REQUIREMENTS: Write out each entry, exactly the way it appears.
# start of SOURCE MATERIAL
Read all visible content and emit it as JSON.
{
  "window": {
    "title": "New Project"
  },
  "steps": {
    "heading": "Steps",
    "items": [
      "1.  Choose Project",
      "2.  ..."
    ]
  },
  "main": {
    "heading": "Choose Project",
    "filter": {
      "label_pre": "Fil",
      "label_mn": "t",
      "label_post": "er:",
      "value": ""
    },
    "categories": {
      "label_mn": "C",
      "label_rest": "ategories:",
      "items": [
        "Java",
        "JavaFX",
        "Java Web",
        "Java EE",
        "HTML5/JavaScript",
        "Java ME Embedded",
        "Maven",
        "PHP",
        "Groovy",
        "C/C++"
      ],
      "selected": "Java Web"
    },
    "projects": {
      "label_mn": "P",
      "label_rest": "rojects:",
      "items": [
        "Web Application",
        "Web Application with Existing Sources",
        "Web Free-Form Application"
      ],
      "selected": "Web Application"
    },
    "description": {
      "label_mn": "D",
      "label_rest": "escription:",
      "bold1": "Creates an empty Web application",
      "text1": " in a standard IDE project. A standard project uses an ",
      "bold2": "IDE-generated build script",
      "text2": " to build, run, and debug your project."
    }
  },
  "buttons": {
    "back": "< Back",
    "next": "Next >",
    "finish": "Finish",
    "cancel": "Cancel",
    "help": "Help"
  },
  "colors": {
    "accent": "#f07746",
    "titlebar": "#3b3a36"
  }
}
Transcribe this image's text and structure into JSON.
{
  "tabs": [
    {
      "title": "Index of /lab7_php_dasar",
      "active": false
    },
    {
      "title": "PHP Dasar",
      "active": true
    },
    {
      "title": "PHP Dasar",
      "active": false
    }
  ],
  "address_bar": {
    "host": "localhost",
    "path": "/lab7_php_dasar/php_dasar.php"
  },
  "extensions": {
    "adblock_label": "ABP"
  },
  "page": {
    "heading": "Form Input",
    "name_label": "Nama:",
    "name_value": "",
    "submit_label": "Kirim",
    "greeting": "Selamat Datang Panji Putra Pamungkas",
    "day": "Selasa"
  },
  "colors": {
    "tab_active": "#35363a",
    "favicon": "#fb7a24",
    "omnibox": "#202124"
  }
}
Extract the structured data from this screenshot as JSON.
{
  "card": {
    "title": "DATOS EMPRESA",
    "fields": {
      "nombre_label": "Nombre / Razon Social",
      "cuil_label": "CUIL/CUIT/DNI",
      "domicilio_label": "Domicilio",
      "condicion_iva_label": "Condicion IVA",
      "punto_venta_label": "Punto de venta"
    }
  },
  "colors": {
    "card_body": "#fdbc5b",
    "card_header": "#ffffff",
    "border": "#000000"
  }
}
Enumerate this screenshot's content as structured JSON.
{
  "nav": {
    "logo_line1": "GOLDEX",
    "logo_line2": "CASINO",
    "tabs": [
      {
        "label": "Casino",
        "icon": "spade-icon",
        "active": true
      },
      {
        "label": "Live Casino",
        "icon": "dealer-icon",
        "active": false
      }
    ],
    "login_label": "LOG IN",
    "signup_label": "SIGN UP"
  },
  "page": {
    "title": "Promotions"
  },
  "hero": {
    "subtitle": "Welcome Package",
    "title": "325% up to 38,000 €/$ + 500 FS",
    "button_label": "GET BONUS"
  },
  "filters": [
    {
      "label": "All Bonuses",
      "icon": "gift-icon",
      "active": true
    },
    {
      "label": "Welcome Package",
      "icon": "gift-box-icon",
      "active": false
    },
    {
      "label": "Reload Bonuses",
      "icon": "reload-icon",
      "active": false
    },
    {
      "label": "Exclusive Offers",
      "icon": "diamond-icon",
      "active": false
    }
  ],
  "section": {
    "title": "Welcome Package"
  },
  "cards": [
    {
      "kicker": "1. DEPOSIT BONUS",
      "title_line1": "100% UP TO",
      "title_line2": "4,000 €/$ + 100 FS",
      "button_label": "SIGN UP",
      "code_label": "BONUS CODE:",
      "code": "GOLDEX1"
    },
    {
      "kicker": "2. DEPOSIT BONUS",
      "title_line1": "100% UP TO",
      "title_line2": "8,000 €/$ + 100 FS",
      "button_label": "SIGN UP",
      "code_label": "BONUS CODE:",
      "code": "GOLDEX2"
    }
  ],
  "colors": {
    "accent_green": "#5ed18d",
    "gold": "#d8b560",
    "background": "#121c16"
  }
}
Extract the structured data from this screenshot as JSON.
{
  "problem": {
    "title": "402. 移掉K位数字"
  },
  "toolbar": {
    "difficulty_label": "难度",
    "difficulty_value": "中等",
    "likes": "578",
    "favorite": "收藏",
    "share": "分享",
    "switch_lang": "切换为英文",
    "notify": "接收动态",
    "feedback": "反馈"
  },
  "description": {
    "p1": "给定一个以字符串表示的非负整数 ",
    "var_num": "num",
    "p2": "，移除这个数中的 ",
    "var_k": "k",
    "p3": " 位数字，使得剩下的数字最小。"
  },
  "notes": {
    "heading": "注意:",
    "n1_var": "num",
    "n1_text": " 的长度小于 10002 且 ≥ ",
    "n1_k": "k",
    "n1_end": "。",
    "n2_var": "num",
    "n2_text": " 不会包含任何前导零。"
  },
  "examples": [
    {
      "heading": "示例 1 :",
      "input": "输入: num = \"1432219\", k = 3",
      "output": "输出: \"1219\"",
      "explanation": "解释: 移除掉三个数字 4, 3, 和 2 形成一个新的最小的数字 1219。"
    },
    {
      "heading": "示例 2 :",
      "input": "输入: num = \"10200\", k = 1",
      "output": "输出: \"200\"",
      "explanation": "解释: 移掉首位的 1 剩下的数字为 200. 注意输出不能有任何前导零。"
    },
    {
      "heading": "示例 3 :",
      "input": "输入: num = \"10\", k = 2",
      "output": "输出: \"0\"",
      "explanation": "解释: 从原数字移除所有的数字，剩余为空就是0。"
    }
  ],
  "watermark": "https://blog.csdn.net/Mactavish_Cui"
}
# end of SOURCE MATERIAL
ANSWER TO THIS TASK:
Read all visible content and emit it as JSON.
{
  "window": {
    "title": "New Project"
  },
  "steps": {
    "heading": "Steps",
    "items": [
      "1.  Choose Project",
      "2.  ..."
    ]
  },
  "main": {
    "heading": "Choose Project",
    "filter": {
      "label_pre": "Fil",
      "label_mn": "t",
      "label_post": "er:",
      "value": ""
    },
    "categories": {
      "label_mn": "C",
      "label_rest": "ategories:",
      "items": [
        "Java",
        "JavaFX",
        "Java Web",
        "Java EE",
        "HTML5/JavaScript",
        "Java ME Embedded",
        "Maven",
        "PHP",
        "Groovy",
        "C/C++"
      ],
      "selected": "Java Web"
    },
    "projects": {
      "label_mn": "P",
      "label_rest": "rojects:",
      "items": [
        "Web Application",
        "Web Application with Existing Sources",
        "Web Free-Form Application"
      ],
      "selected": "Web Application"
    },
    "description": {
      "label_mn": "D",
      "label_rest": "escription:",
      "bold1": "Creates an empty Web application",
      "text1": " in a standard IDE project. A standard project uses an ",
      "bold2": "IDE-generated build script",
      "text2": " to build, run, and debug your project."
    }
  },
  "buttons": {
    "back": "< Back",
    "next": "Next >",
    "finish": "Finish",
    "cancel": "Cancel",
    "help": "Help"
  },
  "colors": {
    "accent": "#f07746",
    "titlebar": "#3b3a36"
  }
}
Transcribe this image's text and structure into JSON.
{
  "tabs": [
    {
      "title": "Index of /lab7_php_dasar",
      "active": false
    },
    {
      "title": "PHP Dasar",
      "active": true
    },
    {
      "title": "PHP Dasar",
      "active": false
    }
  ],
  "address_bar": {
    "host": "localhost",
    "path": "/lab7_php_dasar/php_dasar.php"
  },
  "extensions": {
    "adblock_label": "ABP"
  },
  "page": {
    "heading": "Form Input",
    "name_label": "Nama:",
    "name_value": "",
    "submit_label": "Kirim",
    "greeting": "Selamat Datang Panji Putra Pamungkas",
    "day": "Selasa"
  },
  "colors": {
    "tab_active": "#35363a",
    "favicon": "#fb7a24",
    "omnibox": "#202124"
  }
}
Extract the structured data from this screenshot as JSON.
{
  "card": {
    "title": "DATOS EMPRESA",
    "fields": {
      "nombre_label": "Nombre / Razon Social",
      "cuil_label": "CUIL/CUIT/DNI",
      "domicilio_label": "Domicilio",
      "condicion_iva_label": "Condicion IVA",
      "punto_venta_label": "Punto de venta"
    }
  },
  "colors": {
    "card_body": "#fdbc5b",
    "card_header": "#ffffff",
    "border": "#000000"
  }
}
Enumerate this screenshot's content as structured JSON.
{
  "nav": {
    "logo_line1": "GOLDEX",
    "logo_line2": "CASINO",
    "tabs": [
      {
        "label": "Casino",
        "icon": "spade-icon",
        "active": true
      },
      {
        "label": "Live Casino",
        "icon": "dealer-icon",
        "active": false
      }
    ],
    "login_label": "LOG IN",
    "signup_label": "SIGN UP"
  },
  "page": {
    "title": "Promotions"
  },
  "hero": {
    "subtitle": "Welcome Package",
    "title": "325% up to 38,000 €/$ + 500 FS",
    "button_label": "GET BONUS"
  },
  "filters": [
    {
      "label": "All Bonuses",
      "icon": "gift-icon",
      "active": true
    },
    {
      "label": "Welcome Package",
      "icon": "gift-box-icon",
      "active": false
    },
    {
      "label": "Reload Bonuses",
      "icon": "reload-icon",
      "active": false
    },
    {
      "label": "Exclusive Offers",
      "icon": "diamond-icon",
      "active": false
    }
  ],
  "section": {
    "title": "Welcome Package"
  },
  "cards": [
    {
      "kicker": "1. DEPOSIT BONUS",
      "title_line1": "100% UP TO",
      "title_line2": "4,000 €/$ + 100 FS",
      "button_label": "SIGN UP",
      "code_label": "BONUS CODE:",
      "code": "GOLDEX1"
    },
    {
      "kicker": "2. DEPOSIT BONUS",
      "title_line1": "100% UP TO",
      "title_line2": "8,000 €/$ + 100 FS",
      "button_label": "SIGN UP",
      "code_label": "BONUS CODE:",
      "code": "GOLDEX2"
    }
  ],
  "colors": {
    "accent_green": "#5ed18d",
    "gold": "#d8b560",
    "background": "#121c16"
  }
}
Extract the structured data from this screenshot as JSON.
{
  "problem": {
    "title": "402. 移掉K位数字"
  },
  "toolbar": {
    "difficulty_label": "难度",
    "difficulty_value": "中等",
    "likes": "578",
    "favorite": "收藏",
    "share": "分享",
    "switch_lang": "切换为英文",
    "notify": "接收动态",
    "feedback": "反馈"
  },
  "description": {
    "p1": "给定一个以字符串表示的非负整数 ",
    "var_num": "num",
    "p2": "，移除这个数中的 ",
    "var_k": "k",
    "p3": " 位数字，使得剩下的数字最小。"
  },
  "notes": {
    "heading": "注意:",
    "n1_var": "num",
    "n1_text": " 的长度小于 10002 且 ≥ ",
    "n1_k": "k",
    "n1_end": "。",
    "n2_var": "num",
    "n2_text": " 不会包含任何前导零。"
  },
  "examples": [
    {
      "heading": "示例 1 :",
      "input": "输入: num = \"1432219\", k = 3",
      "output": "输出: \"1219\"",
      "explanation": "解释: 移除掉三个数字 4, 3, 和 2 形成一个新的最小的数字 1219。"
    },
    {
      "heading": "示例 2 :",
      "input": "输入: num = \"10200\", k = 1",
      "output": "输出: \"200\"",
      "explanation": "解释: 移掉首位的 1 剩下的数字为 200. 注意输出不能有任何前导零。"
    },
    {
      "heading": "示例 3 :",
      "input": "输入: num = \"10\", k = 2",
      "output": "输出: \"0\"",
      "explanation": "解释: 从原数字移除所有的数字，剩余为空就是0。"
    }
  ],
  "watermark": "https://blog.csdn.net/Mactavish_Cui"
}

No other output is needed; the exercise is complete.